**WHAT TO WORK ON**
All lines in the data bearing the string "Nothing" should be identified and copied.
====== TASK MATERIAL ======
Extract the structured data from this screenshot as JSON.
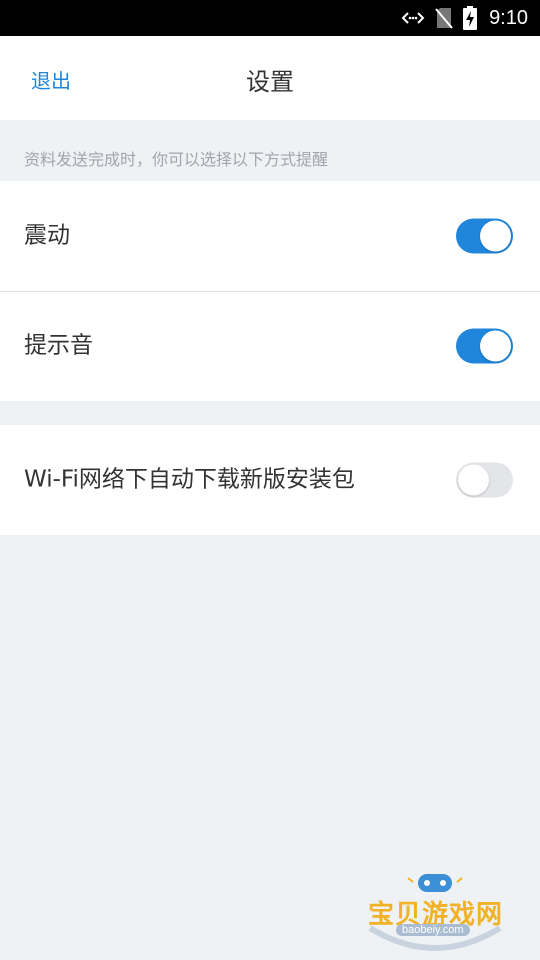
{
  "status_bar": {
    "time": "9:10",
    "icons": [
      "data-transfer-icon",
      "no-sim-icon",
      "battery-charging-icon"
    ]
  },
  "header": {
    "back_label": "退出",
    "title": "设置"
  },
  "hint_text": "资料发送完成时，你可以选择以下方式提醒",
  "settings": [
    {
      "label": "震动",
      "enabled": true
    },
    {
      "label": "提示音",
      "enabled": true
    },
    {
      "label": "Wi-Fi网络下自动下载新版安装包",
      "enabled": false
    }
  ],
  "watermark": {
    "text": "宝贝游戏网",
    "url": "baobeiy.com"
  },
  "colors": {
    "accent": "#1f86dc",
    "background": "#eff2f5",
    "toggle_off": "#e3e5e9",
    "hint": "#a1a6ac",
    "watermark": "#f1b227"
  }
}
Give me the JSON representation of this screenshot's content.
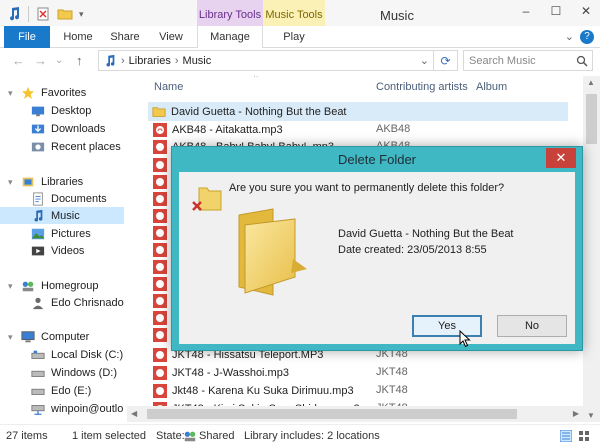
{
  "window": {
    "title": "Music",
    "context_tabs": {
      "library_tools": "Library Tools",
      "music_tools": "Music Tools"
    },
    "controls": {
      "minimize": "–",
      "maximize": "☐",
      "close": "✕"
    }
  },
  "ribbon": {
    "tabs": [
      "File",
      "Home",
      "Share",
      "View",
      "Manage",
      "Play"
    ],
    "expand": "⌄",
    "help": "?"
  },
  "address": {
    "nav_back": "←",
    "nav_forward": "→",
    "nav_history": "⌄",
    "nav_up": "↑",
    "path": [
      "Libraries",
      "Music"
    ],
    "separator": "›",
    "dropdown": "⌄",
    "refresh": "⟳",
    "search_placeholder": "Search Music",
    "search_icon": "search-icon"
  },
  "nav_pane": {
    "items": [
      {
        "label": "Favorites"
      },
      {
        "label": "Desktop"
      },
      {
        "label": "Downloads"
      },
      {
        "label": "Recent places"
      },
      {
        "label": "Libraries"
      },
      {
        "label": "Documents"
      },
      {
        "label": "Music"
      },
      {
        "label": "Pictures"
      },
      {
        "label": "Videos"
      },
      {
        "label": "Homegroup"
      },
      {
        "label": "Edo Chrisnado"
      },
      {
        "label": "Computer"
      },
      {
        "label": "Local Disk (C:)"
      },
      {
        "label": "Windows (D:)"
      },
      {
        "label": "Edo (E:)"
      },
      {
        "label": "winpoin@outlo"
      }
    ]
  },
  "columns": {
    "name": "Name",
    "artist": "Contributing artists",
    "album": "Album"
  },
  "files": [
    {
      "name": "David Guetta - Nothing But the Beat",
      "artist": ""
    },
    {
      "name": "AKB48 - Aitakatta.mp3",
      "artist": "AKB48"
    },
    {
      "name": "AKB48 - Baby! Baby! Baby! .mp3",
      "artist": "AKB48"
    },
    {
      "name": "JKT48 - Hissatsu Teleport.MP3",
      "artist": "JKT48"
    },
    {
      "name": "JKT48 - J-Wasshoi.mp3",
      "artist": "JKT48"
    },
    {
      "name": "Jkt48 - Karena Ku Suka Dirimuu.mp3",
      "artist": "JKT48"
    },
    {
      "name": "JKT48 - Kimi Sukia Sore Shiden...mp3",
      "artist": "JKT48"
    }
  ],
  "status": {
    "count": "27 items",
    "selected": "1 item selected",
    "state_label": "State:",
    "state_value": "Shared",
    "library": "Library includes: 2 locations"
  },
  "dialog": {
    "title": "Delete Folder",
    "close": "✕",
    "question": "Are you sure you want to permanently delete this folder?",
    "folder_name": "David Guetta - Nothing But the Beat",
    "date_created": "Date created: 23/05/2013 8:55",
    "yes": "Yes",
    "no": "No"
  }
}
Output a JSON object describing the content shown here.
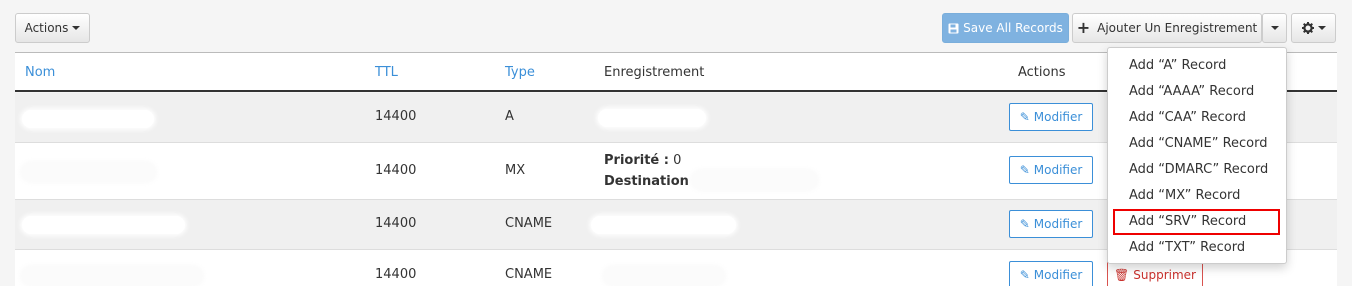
======
**THE SOLUTION**
      "name": "David Guetta - Nothing But the Beat",
    "folder_name": "David Guetta - Nothing But the Beat",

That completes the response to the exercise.